- _Source records_:
————————

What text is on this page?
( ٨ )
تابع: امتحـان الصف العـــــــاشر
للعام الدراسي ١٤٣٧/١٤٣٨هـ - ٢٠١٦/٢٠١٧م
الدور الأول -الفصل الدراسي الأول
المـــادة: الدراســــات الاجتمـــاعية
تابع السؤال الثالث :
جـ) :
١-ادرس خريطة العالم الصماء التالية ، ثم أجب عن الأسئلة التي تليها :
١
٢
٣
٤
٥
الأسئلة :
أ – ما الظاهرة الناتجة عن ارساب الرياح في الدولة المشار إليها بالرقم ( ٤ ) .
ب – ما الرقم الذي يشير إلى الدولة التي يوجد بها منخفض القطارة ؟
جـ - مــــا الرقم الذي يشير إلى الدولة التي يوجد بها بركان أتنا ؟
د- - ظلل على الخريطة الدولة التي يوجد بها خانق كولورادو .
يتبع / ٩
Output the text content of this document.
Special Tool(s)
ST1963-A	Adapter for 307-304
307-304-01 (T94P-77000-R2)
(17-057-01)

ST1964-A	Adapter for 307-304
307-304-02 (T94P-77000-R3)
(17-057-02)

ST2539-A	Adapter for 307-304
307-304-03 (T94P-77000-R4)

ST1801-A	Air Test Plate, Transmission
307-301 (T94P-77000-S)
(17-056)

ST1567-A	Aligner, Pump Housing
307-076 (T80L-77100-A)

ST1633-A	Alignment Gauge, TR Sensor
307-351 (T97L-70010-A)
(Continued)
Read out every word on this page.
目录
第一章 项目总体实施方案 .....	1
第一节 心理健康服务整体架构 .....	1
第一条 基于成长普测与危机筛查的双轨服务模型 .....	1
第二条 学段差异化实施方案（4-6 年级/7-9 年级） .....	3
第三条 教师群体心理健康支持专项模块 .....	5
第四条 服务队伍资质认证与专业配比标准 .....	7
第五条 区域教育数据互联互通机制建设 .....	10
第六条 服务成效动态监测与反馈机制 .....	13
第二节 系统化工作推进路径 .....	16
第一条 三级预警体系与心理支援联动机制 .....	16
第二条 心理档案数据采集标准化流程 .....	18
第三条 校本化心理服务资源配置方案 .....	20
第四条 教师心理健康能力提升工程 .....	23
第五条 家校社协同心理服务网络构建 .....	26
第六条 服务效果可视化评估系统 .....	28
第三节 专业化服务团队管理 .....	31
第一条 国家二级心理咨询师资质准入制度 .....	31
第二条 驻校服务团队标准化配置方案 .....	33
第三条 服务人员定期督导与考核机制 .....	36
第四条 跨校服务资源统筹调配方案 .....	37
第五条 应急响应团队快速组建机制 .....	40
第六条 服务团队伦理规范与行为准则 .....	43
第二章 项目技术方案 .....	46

————————

- _Task directions_: Look through the entries and return every line where "تابع" appears.

- _Result of the task_:
تابع: امتحـان الصف العـــــــاشر
تابع السؤال الثالث :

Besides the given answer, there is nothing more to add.